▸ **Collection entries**
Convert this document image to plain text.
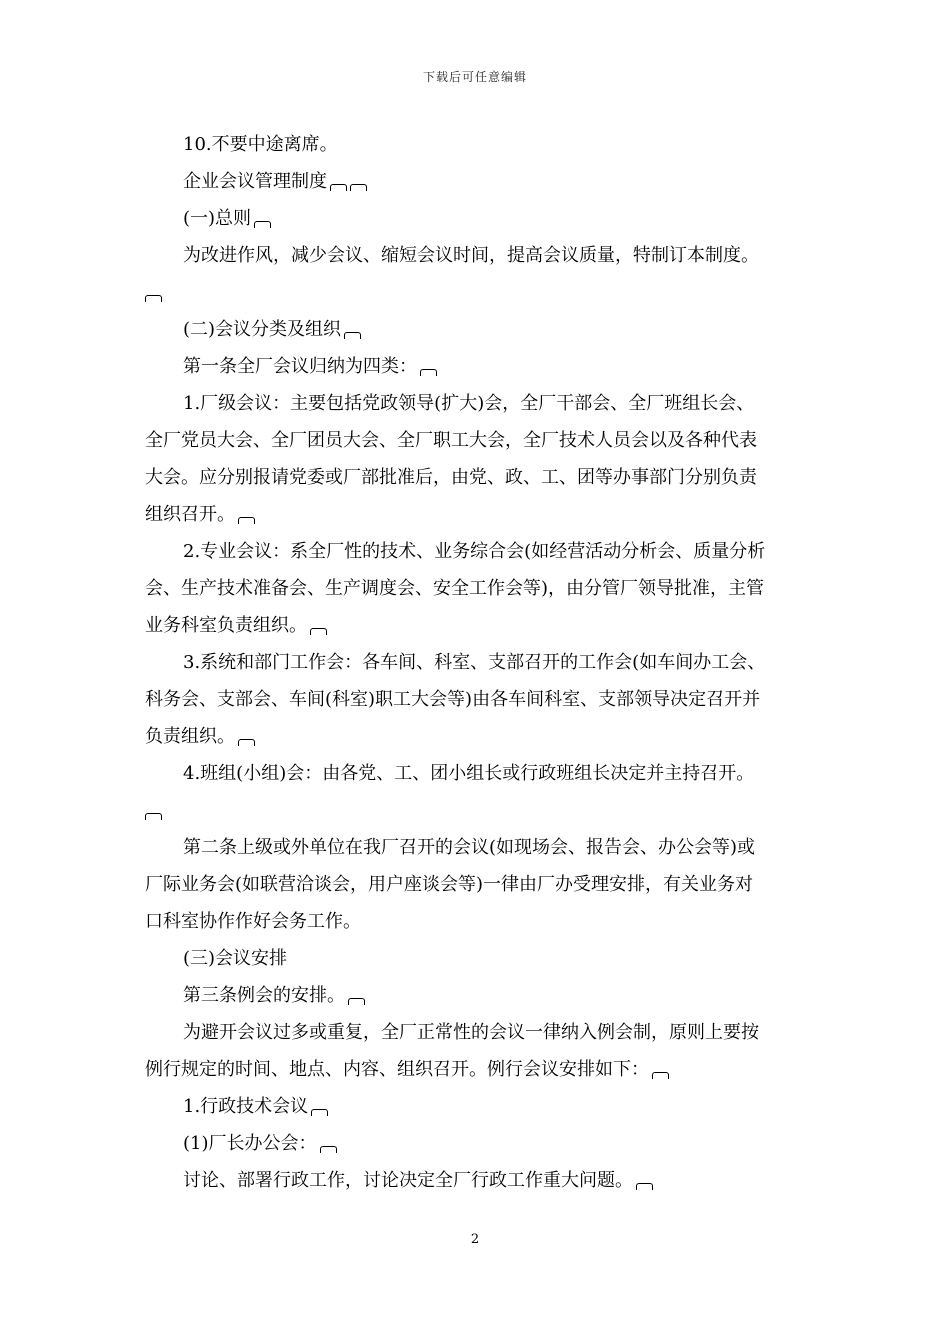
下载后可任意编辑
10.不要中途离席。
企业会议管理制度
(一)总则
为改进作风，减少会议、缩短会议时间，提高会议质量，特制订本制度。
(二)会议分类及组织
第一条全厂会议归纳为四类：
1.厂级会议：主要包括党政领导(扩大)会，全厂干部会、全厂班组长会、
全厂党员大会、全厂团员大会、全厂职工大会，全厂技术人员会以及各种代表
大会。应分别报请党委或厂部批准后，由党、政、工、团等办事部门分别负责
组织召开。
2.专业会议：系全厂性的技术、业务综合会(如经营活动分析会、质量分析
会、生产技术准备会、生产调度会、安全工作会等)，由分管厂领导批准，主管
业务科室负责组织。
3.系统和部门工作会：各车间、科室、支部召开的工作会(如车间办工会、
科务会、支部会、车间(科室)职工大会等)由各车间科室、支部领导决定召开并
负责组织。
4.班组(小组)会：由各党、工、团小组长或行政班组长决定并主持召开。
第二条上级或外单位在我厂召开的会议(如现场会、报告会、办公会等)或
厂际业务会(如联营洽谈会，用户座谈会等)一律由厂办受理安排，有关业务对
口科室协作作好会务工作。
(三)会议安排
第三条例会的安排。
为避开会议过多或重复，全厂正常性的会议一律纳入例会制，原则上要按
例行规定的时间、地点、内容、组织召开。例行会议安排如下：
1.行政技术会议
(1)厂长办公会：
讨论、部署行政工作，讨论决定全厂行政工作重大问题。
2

* * *

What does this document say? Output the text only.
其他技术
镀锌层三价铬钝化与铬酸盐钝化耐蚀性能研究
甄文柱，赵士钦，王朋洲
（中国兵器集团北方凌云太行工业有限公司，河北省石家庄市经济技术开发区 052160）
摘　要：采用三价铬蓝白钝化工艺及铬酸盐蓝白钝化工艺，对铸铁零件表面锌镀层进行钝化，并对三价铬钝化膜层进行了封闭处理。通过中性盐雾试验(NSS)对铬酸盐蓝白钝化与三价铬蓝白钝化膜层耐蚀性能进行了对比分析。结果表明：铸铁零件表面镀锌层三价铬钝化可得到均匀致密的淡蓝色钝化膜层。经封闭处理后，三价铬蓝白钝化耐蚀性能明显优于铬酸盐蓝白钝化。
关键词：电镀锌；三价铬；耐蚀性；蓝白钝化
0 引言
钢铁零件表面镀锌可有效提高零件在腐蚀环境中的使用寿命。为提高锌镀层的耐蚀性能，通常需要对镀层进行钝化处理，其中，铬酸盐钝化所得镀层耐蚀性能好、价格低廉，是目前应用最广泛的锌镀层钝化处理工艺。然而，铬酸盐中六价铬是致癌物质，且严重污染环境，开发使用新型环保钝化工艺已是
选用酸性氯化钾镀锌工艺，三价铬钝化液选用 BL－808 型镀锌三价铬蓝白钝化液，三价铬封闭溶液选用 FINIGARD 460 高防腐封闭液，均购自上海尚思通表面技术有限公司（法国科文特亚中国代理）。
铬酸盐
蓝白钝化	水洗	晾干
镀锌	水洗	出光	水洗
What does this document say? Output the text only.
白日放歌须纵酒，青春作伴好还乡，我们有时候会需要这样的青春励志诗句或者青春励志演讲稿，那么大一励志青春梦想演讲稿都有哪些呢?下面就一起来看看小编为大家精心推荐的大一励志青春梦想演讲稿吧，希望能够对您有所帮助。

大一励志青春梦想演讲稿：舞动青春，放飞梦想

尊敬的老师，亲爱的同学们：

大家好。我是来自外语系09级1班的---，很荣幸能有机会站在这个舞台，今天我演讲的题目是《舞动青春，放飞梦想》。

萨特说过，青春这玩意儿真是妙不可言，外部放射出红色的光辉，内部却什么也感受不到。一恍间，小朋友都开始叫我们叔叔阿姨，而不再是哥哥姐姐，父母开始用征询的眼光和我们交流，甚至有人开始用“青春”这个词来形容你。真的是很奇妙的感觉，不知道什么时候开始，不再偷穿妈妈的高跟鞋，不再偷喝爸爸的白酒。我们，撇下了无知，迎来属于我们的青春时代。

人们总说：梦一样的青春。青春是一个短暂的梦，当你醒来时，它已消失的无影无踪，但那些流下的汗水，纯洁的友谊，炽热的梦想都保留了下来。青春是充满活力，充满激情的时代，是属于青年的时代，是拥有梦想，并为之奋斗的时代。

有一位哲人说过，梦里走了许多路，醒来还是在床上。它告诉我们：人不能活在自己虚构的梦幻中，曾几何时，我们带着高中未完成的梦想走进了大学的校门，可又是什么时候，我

▸ **Exercise objective**
In the records above, collect each line with "放飞梦想".

▸ **Reply to the task**
大一励志青春梦想演讲稿：舞动青春，放飞梦想
大家好。我是来自外语系09级1班的---，很荣幸能有机会站在这个舞台，今天我演讲的题目是《舞动青春，放飞梦想》。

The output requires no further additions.